» **Given exercise**:
Can you quote the records below in full, word for word?

* * * * * * * * *

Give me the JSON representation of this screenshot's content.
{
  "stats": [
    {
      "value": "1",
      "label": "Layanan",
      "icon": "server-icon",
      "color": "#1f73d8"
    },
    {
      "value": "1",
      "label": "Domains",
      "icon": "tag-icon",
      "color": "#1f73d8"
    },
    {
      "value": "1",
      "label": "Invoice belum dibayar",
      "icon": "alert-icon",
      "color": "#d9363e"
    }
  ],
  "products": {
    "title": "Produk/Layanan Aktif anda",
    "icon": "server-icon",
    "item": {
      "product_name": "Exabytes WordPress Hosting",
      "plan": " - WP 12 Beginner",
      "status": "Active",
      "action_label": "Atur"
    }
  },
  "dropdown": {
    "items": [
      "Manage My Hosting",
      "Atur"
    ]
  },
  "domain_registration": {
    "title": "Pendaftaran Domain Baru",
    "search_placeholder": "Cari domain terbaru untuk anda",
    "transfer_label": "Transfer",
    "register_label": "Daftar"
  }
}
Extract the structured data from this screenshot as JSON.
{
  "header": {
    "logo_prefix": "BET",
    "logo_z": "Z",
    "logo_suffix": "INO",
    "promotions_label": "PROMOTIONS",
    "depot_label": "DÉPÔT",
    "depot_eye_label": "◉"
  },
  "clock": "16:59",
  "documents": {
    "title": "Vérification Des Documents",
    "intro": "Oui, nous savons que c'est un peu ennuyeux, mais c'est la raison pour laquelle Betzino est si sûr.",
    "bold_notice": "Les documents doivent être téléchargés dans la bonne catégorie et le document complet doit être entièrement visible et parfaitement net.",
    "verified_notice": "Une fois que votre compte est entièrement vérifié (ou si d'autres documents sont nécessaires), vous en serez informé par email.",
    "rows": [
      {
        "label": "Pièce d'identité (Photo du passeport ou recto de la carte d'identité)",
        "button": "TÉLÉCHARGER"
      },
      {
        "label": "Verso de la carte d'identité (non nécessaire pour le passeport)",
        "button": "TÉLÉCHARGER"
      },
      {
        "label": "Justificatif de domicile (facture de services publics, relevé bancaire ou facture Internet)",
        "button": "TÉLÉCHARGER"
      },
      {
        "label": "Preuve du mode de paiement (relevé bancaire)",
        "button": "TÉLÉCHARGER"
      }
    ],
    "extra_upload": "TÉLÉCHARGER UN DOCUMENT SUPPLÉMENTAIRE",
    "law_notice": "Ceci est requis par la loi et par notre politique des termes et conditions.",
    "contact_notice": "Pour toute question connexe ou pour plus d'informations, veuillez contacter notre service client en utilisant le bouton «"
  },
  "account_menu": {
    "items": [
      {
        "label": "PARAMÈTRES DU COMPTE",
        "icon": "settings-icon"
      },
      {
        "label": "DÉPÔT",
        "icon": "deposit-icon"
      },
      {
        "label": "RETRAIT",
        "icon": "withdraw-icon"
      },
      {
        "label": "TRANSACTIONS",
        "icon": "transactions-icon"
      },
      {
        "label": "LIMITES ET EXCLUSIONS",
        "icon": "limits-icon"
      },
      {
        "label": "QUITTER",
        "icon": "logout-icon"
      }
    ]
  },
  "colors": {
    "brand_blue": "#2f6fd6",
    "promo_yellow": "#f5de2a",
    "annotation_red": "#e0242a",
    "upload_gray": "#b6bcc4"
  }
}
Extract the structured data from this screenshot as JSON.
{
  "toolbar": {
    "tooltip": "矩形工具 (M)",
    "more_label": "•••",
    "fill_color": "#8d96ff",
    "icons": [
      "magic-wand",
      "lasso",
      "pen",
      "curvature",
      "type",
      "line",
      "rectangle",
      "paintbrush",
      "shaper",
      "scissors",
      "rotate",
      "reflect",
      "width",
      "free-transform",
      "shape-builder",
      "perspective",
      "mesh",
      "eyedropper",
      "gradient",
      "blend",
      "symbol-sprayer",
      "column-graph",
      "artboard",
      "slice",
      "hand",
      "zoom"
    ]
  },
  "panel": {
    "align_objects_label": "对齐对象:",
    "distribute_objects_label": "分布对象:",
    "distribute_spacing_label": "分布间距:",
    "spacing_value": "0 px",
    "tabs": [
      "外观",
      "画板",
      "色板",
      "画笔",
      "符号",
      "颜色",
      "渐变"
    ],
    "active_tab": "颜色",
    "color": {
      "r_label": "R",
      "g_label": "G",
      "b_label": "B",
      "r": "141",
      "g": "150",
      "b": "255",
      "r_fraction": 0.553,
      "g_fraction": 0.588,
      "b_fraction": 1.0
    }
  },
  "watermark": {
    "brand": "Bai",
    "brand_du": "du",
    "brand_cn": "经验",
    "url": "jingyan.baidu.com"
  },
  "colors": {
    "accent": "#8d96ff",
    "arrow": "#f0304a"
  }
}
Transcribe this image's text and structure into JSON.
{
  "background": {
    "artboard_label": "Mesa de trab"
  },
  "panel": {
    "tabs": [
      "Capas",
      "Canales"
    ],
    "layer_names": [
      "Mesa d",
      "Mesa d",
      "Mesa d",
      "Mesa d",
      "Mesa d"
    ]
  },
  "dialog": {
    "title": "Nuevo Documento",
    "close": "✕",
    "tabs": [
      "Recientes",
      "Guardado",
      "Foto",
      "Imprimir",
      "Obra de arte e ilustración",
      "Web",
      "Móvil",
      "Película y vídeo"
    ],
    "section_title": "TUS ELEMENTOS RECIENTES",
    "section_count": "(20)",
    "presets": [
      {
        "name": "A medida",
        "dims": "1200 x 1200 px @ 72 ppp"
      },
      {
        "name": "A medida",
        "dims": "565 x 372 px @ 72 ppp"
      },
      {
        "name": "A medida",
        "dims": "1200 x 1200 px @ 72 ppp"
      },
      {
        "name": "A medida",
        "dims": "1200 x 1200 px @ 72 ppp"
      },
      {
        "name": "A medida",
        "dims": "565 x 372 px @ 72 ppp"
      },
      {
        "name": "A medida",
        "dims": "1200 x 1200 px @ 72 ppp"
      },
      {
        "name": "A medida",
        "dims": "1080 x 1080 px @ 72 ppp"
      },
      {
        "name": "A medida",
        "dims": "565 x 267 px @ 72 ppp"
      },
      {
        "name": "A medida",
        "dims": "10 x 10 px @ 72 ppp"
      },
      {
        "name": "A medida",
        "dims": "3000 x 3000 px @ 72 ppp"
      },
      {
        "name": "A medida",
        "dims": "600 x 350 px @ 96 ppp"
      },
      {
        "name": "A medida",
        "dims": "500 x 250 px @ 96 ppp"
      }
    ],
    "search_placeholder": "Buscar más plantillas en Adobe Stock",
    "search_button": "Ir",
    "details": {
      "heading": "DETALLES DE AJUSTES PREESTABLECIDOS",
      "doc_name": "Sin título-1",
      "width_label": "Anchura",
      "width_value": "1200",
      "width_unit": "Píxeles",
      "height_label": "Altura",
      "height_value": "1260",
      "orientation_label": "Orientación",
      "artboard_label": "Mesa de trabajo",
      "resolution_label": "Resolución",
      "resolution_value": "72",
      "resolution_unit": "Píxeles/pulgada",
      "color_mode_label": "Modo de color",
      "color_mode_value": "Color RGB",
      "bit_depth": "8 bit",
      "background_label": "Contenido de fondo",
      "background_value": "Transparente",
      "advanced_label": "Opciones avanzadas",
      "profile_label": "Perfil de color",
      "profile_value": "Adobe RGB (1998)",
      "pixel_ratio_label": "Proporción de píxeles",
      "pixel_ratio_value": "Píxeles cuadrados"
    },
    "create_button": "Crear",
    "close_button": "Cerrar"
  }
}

* * * * * * * * *

» **Task result**:
Give me the JSON representation of this screenshot's content.
{
  "stats": [
    {
      "value": "1",
      "label": "Layanan",
      "icon": "server-icon",
      "color": "#1f73d8"
    },
    {
      "value": "1",
      "label": "Domains",
      "icon": "tag-icon",
      "color": "#1f73d8"
    },
    {
      "value": "1",
      "label": "Invoice belum dibayar",
      "icon": "alert-icon",
      "color": "#d9363e"
    }
  ],
  "products": {
    "title": "Produk/Layanan Aktif anda",
    "icon": "server-icon",
    "item": {
      "product_name": "Exabytes WordPress Hosting",
      "plan": " - WP 12 Beginner",
      "status": "Active",
      "action_label": "Atur"
    }
  },
  "dropdown": {
    "items": [
      "Manage My Hosting",
      "Atur"
    ]
  },
  "domain_registration": {
    "title": "Pendaftaran Domain Baru",
    "search_placeholder": "Cari domain terbaru untuk anda",
    "transfer_label": "Transfer",
    "register_label": "Daftar"
  }
}
Extract the structured data from this screenshot as JSON.
{
  "header": {
    "logo_prefix": "BET",
    "logo_z": "Z",
    "logo_suffix": "INO",
    "promotions_label": "PROMOTIONS",
    "depot_label": "DÉPÔT",
    "depot_eye_label": "◉"
  },
  "clock": "16:59",
  "documents": {
    "title": "Vérification Des Documents",
    "intro": "Oui, nous savons que c'est un peu ennuyeux, mais c'est la raison pour laquelle Betzino est si sûr.",
    "bold_notice": "Les documents doivent être téléchargés dans la bonne catégorie et le document complet doit être entièrement visible et parfaitement net.",
    "verified_notice": "Une fois que votre compte est entièrement vérifié (ou si d'autres documents sont nécessaires), vous en serez informé par email.",
    "rows": [
      {
        "label": "Pièce d'identité (Photo du passeport ou recto de la carte d'identité)",
        "button": "TÉLÉCHARGER"
      },
      {
        "label": "Verso de la carte d'identité (non nécessaire pour le passeport)",
        "button": "TÉLÉCHARGER"
      },
      {
        "label": "Justificatif de domicile (facture de services publics, relevé bancaire ou facture Internet)",
        "button": "TÉLÉCHARGER"
      },
      {
        "label": "Preuve du mode de paiement (relevé bancaire)",
        "button": "TÉLÉCHARGER"
      }
    ],
    "extra_upload": "TÉLÉCHARGER UN DOCUMENT SUPPLÉMENTAIRE",
    "law_notice": "Ceci est requis par la loi et par notre politique des termes et conditions.",
    "contact_notice": "Pour toute question connexe ou pour plus d'informations, veuillez contacter notre service client en utilisant le bouton «"
  },
  "account_menu": {
    "items": [
      {
        "label": "PARAMÈTRES DU COMPTE",
        "icon": "settings-icon"
      },
      {
        "label": "DÉPÔT",
        "icon": "deposit-icon"
      },
      {
        "label": "RETRAIT",
        "icon": "withdraw-icon"
      },
      {
        "label": "TRANSACTIONS",
        "icon": "transactions-icon"
      },
      {
        "label": "LIMITES ET EXCLUSIONS",
        "icon": "limits-icon"
      },
      {
        "label": "QUITTER",
        "icon": "logout-icon"
      }
    ]
  },
  "colors": {
    "brand_blue": "#2f6fd6",
    "promo_yellow": "#f5de2a",
    "annotation_red": "#e0242a",
    "upload_gray": "#b6bcc4"
  }
}
Extract the structured data from this screenshot as JSON.
{
  "toolbar": {
    "tooltip": "矩形工具 (M)",
    "more_label": "•••",
    "fill_color": "#8d96ff",
    "icons": [
      "magic-wand",
      "lasso",
      "pen",
      "curvature",
      "type",
      "line",
      "rectangle",
      "paintbrush",
      "shaper",
      "scissors",
      "rotate",
      "reflect",
      "width",
      "free-transform",
      "shape-builder",
      "perspective",
      "mesh",
      "eyedropper",
      "gradient",
      "blend",
      "symbol-sprayer",
      "column-graph",
      "artboard",
      "slice",
      "hand",
      "zoom"
    ]
  },
  "panel": {
    "align_objects_label": "对齐对象:",
    "distribute_objects_label": "分布对象:",
    "distribute_spacing_label": "分布间距:",
    "spacing_value": "0 px",
    "tabs": [
      "外观",
      "画板",
      "色板",
      "画笔",
      "符号",
      "颜色",
      "渐变"
    ],
    "active_tab": "颜色",
    "color": {
      "r_label": "R",
      "g_label": "G",
      "b_label": "B",
      "r": "141",
      "g": "150",
      "b": "255",
      "r_fraction": 0.553,
      "g_fraction": 0.588,
      "b_fraction": 1.0
    }
  },
  "watermark": {
    "brand": "Bai",
    "brand_du": "du",
    "brand_cn": "经验",
    "url": "jingyan.baidu.com"
  },
  "colors": {
    "accent": "#8d96ff",
    "arrow": "#f0304a"
  }
}
Transcribe this image's text and structure into JSON.
{
  "background": {
    "artboard_label": "Mesa de trab"
  },
  "panel": {
    "tabs": [
      "Capas",
      "Canales"
    ],
    "layer_names": [
      "Mesa d",
      "Mesa d",
      "Mesa d",
      "Mesa d",
      "Mesa d"
    ]
  },
  "dialog": {
    "title": "Nuevo Documento",
    "close": "✕",
    "tabs": [
      "Recientes",
      "Guardado",
      "Foto",
      "Imprimir",
      "Obra de arte e ilustración",
      "Web",
      "Móvil",
      "Película y vídeo"
    ],
    "section_title": "TUS ELEMENTOS RECIENTES",
    "section_count": "(20)",
    "presets": [
      {
        "name": "A medida",
        "dims": "1200 x 1200 px @ 72 ppp"
      },
      {
        "name": "A medida",
        "dims": "565 x 372 px @ 72 ppp"
      },
      {
        "name": "A medida",
        "dims": "1200 x 1200 px @ 72 ppp"
      },
      {
        "name": "A medida",
        "dims": "1200 x 1200 px @ 72 ppp"
      },
      {
        "name": "A medida",
        "dims": "565 x 372 px @ 72 ppp"
      },
      {
        "name": "A medida",
        "dims": "1200 x 1200 px @ 72 ppp"
      },
      {
        "name": "A medida",
        "dims": "1080 x 1080 px @ 72 ppp"
      },
      {
        "name": "A medida",
        "dims": "565 x 267 px @ 72 ppp"
      },
      {
        "name": "A medida",
        "dims": "10 x 10 px @ 72 ppp"
      },
      {
        "name": "A medida",
        "dims": "3000 x 3000 px @ 72 ppp"
      },
      {
        "name": "A medida",
        "dims": "600 x 350 px @ 96 ppp"
      },
      {
        "name": "A medida",
        "dims": "500 x 250 px @ 96 ppp"
      }
    ],
    "search_placeholder": "Buscar más plantillas en Adobe Stock",
    "search_button": "Ir",
    "details": {
      "heading": "DETALLES DE AJUSTES PREESTABLECIDOS",
      "doc_name": "Sin título-1",
      "width_label": "Anchura",
      "width_value": "1200",
      "width_unit": "Píxeles",
      "height_label": "Altura",
      "height_value": "1260",
      "orientation_label": "Orientación",
      "artboard_label": "Mesa de trabajo",
      "resolution_label": "Resolución",
      "resolution_value": "72",
      "resolution_unit": "Píxeles/pulgada",
      "color_mode_label": "Modo de color",
      "color_mode_value": "Color RGB",
      "bit_depth": "8 bit",
      "background_label": "Contenido de fondo",
      "background_value": "Transparente",
      "advanced_label": "Opciones avanzadas",
      "profile_label": "Perfil de color",
      "profile_value": "Adobe RGB (1998)",
      "pixel_ratio_label": "Proporción de píxeles",
      "pixel_ratio_value": "Píxeles cuadrados"
    },
    "create_button": "Crear",
    "close_button": "Cerrar"
  }
}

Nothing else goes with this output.